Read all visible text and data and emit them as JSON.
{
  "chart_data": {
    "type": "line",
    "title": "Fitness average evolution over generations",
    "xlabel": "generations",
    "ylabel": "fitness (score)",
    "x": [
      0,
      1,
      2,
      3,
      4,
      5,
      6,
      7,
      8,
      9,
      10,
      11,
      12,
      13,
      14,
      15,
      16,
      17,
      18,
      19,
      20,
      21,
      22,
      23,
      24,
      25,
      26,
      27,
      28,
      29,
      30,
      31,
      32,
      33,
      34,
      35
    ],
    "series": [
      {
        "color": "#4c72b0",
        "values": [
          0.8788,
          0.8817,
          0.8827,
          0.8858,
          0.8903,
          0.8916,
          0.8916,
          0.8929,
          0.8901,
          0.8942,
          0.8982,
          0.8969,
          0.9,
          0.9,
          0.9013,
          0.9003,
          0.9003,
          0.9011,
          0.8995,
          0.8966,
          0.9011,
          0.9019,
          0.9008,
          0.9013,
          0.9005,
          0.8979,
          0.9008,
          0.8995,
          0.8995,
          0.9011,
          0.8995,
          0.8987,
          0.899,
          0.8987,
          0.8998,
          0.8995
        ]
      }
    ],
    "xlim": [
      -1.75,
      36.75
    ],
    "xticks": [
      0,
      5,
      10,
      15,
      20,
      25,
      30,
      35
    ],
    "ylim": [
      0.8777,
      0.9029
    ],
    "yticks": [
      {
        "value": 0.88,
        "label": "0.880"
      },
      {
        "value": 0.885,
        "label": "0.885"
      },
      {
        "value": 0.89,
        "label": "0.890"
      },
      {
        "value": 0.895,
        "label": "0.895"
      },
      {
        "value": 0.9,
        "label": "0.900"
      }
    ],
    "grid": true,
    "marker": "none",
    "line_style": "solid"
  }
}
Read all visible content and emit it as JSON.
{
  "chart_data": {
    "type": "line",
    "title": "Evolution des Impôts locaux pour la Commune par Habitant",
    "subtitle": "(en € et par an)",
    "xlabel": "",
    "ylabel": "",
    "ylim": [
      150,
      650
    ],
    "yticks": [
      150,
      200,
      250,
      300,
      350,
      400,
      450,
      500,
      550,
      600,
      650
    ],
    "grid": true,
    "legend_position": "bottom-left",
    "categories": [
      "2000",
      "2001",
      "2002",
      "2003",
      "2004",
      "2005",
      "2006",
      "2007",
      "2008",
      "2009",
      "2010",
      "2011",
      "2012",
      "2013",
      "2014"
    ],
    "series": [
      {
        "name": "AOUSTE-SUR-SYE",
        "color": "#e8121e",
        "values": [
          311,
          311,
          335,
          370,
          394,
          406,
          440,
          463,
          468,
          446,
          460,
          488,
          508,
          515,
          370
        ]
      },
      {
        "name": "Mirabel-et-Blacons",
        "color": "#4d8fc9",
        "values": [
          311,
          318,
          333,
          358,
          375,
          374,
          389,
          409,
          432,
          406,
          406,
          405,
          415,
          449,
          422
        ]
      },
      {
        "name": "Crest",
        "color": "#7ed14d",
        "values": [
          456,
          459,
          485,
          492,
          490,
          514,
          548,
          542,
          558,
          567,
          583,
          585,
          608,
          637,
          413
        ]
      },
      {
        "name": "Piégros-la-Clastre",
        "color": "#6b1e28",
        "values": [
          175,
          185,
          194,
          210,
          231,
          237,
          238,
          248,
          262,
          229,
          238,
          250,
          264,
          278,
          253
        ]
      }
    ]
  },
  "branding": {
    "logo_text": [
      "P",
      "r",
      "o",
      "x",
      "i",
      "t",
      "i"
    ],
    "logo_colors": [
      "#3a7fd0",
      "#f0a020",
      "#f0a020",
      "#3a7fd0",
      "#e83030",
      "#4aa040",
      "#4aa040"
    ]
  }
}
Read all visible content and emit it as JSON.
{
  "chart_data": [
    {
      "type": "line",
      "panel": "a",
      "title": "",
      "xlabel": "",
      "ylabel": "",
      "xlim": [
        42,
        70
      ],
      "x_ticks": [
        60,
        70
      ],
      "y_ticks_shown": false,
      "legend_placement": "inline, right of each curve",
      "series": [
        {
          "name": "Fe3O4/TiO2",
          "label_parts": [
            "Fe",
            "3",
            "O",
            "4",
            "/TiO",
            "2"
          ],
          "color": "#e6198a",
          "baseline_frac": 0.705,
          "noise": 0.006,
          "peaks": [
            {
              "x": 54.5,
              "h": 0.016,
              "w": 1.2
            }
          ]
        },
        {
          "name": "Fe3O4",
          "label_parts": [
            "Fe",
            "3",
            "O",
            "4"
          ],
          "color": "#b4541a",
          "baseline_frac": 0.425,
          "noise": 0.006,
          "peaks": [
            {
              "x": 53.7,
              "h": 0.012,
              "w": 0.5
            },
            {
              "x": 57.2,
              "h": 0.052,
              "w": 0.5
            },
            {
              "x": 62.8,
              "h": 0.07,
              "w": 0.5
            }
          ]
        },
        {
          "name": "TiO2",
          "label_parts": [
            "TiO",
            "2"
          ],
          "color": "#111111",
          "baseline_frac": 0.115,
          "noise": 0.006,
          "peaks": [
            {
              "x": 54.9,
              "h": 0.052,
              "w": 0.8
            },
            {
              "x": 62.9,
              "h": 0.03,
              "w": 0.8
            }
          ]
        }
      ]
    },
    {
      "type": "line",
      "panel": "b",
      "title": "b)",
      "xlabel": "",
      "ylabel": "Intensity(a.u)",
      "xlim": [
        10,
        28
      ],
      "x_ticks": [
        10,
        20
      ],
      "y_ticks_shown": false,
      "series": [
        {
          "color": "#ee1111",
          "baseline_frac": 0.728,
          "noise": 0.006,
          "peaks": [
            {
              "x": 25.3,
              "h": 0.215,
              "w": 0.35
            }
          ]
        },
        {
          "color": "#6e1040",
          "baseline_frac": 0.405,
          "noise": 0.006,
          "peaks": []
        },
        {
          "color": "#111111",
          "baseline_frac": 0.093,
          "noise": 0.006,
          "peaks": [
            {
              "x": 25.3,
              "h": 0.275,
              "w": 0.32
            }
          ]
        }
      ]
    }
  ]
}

• _Challenge_
Repeat all of the entries exactly.

• _Output of the task_
Read all visible text and data and emit them as JSON.
{
  "chart_data": {
    "type": "line",
    "title": "Fitness average evolution over generations",
    "xlabel": "generations",
    "ylabel": "fitness (score)",
    "x": [
      0,
      1,
      2,
      3,
      4,
      5,
      6,
      7,
      8,
      9,
      10,
      11,
      12,
      13,
      14,
      15,
      16,
      17,
      18,
      19,
      20,
      21,
      22,
      23,
      24,
      25,
      26,
      27,
      28,
      29,
      30,
      31,
      32,
      33,
      34,
      35
    ],
    "series": [
      {
        "color": "#4c72b0",
        "values": [
          0.8788,
          0.8817,
          0.8827,
          0.8858,
          0.8903,
          0.8916,
          0.8916,
          0.8929,
          0.8901,
          0.8942,
          0.8982,
          0.8969,
          0.9,
          0.9,
          0.9013,
          0.9003,
          0.9003,
          0.9011,
          0.8995,
          0.8966,
          0.9011,
          0.9019,
          0.9008,
          0.9013,
          0.9005,
          0.8979,
          0.9008,
          0.8995,
          0.8995,
          0.9011,
          0.8995,
          0.8987,
          0.899,
          0.8987,
          0.8998,
          0.8995
        ]
      }
    ],
    "xlim": [
      -1.75,
      36.75
    ],
    "xticks": [
      0,
      5,
      10,
      15,
      20,
      25,
      30,
      35
    ],
    "ylim": [
      0.8777,
      0.9029
    ],
    "yticks": [
      {
        "value": 0.88,
        "label": "0.880"
      },
      {
        "value": 0.885,
        "label": "0.885"
      },
      {
        "value": 0.89,
        "label": "0.890"
      },
      {
        "value": 0.895,
        "label": "0.895"
      },
      {
        "value": 0.9,
        "label": "0.900"
      }
    ],
    "grid": true,
    "marker": "none",
    "line_style": "solid"
  }
}
Read all visible content and emit it as JSON.
{
  "chart_data": {
    "type": "line",
    "title": "Evolution des Impôts locaux pour la Commune par Habitant",
    "subtitle": "(en € et par an)",
    "xlabel": "",
    "ylabel": "",
    "ylim": [
      150,
      650
    ],
    "yticks": [
      150,
      200,
      250,
      300,
      350,
      400,
      450,
      500,
      550,
      600,
      650
    ],
    "grid": true,
    "legend_position": "bottom-left",
    "categories": [
      "2000",
      "2001",
      "2002",
      "2003",
      "2004",
      "2005",
      "2006",
      "2007",
      "2008",
      "2009",
      "2010",
      "2011",
      "2012",
      "2013",
      "2014"
    ],
    "series": [
      {
        "name": "AOUSTE-SUR-SYE",
        "color": "#e8121e",
        "values": [
          311,
          311,
          335,
          370,
          394,
          406,
          440,
          463,
          468,
          446,
          460,
          488,
          508,
          515,
          370
        ]
      },
      {
        "name": "Mirabel-et-Blacons",
        "color": "#4d8fc9",
        "values": [
          311,
          318,
          333,
          358,
          375,
          374,
          389,
          409,
          432,
          406,
          406,
          405,
          415,
          449,
          422
        ]
      },
      {
        "name": "Crest",
        "color": "#7ed14d",
        "values": [
          456,
          459,
          485,
          492,
          490,
          514,
          548,
          542,
          558,
          567,
          583,
          585,
          608,
          637,
          413
        ]
      },
      {
        "name": "Piégros-la-Clastre",
        "color": "#6b1e28",
        "values": [
          175,
          185,
          194,
          210,
          231,
          237,
          238,
          248,
          262,
          229,
          238,
          250,
          264,
          278,
          253
        ]
      }
    ]
  },
  "branding": {
    "logo_text": [
      "P",
      "r",
      "o",
      "x",
      "i",
      "t",
      "i"
    ],
    "logo_colors": [
      "#3a7fd0",
      "#f0a020",
      "#f0a020",
      "#3a7fd0",
      "#e83030",
      "#4aa040",
      "#4aa040"
    ]
  }
}
Read all visible content and emit it as JSON.
{
  "chart_data": [
    {
      "type": "line",
      "panel": "a",
      "title": "",
      "xlabel": "",
      "ylabel": "",
      "xlim": [
        42,
        70
      ],
      "x_ticks": [
        60,
        70
      ],
      "y_ticks_shown": false,
      "legend_placement": "inline, right of each curve",
      "series": [
        {
          "name": "Fe3O4/TiO2",
          "label_parts": [
            "Fe",
            "3",
            "O",
            "4",
            "/TiO",
            "2"
          ],
          "color": "#e6198a",
          "baseline_frac": 0.705,
          "noise": 0.006,
          "peaks": [
            {
              "x": 54.5,
              "h": 0.016,
              "w": 1.2
            }
          ]
        },
        {
          "name": "Fe3O4",
          "label_parts": [
            "Fe",
            "3",
            "O",
            "4"
          ],
          "color": "#b4541a",
          "baseline_frac": 0.425,
          "noise": 0.006,
          "peaks": [
            {
              "x": 53.7,
              "h": 0.012,
              "w": 0.5
            },
            {
              "x": 57.2,
              "h": 0.052,
              "w": 0.5
            },
            {
              "x": 62.8,
              "h": 0.07,
              "w": 0.5
            }
          ]
        },
        {
          "name": "TiO2",
          "label_parts": [
            "TiO",
            "2"
          ],
          "color": "#111111",
          "baseline_frac": 0.115,
          "noise": 0.006,
          "peaks": [
            {
              "x": 54.9,
              "h": 0.052,
              "w": 0.8
            },
            {
              "x": 62.9,
              "h": 0.03,
              "w": 0.8
            }
          ]
        }
      ]
    },
    {
      "type": "line",
      "panel": "b",
      "title": "b)",
      "xlabel": "",
      "ylabel": "Intensity(a.u)",
      "xlim": [
        10,
        28
      ],
      "x_ticks": [
        10,
        20
      ],
      "y_ticks_shown": false,
      "series": [
        {
          "color": "#ee1111",
          "baseline_frac": 0.728,
          "noise": 0.006,
          "peaks": [
            {
              "x": 25.3,
              "h": 0.215,
              "w": 0.35
            }
          ]
        },
        {
          "color": "#6e1040",
          "baseline_frac": 0.405,
          "noise": 0.006,
          "peaks": []
        },
        {
          "color": "#111111",
          "baseline_frac": 0.093,
          "noise": 0.006,
          "peaks": [
            {
              "x": 25.3,
              "h": 0.275,
              "w": 0.32
            }
          ]
        }
      ]
    }
  ]
}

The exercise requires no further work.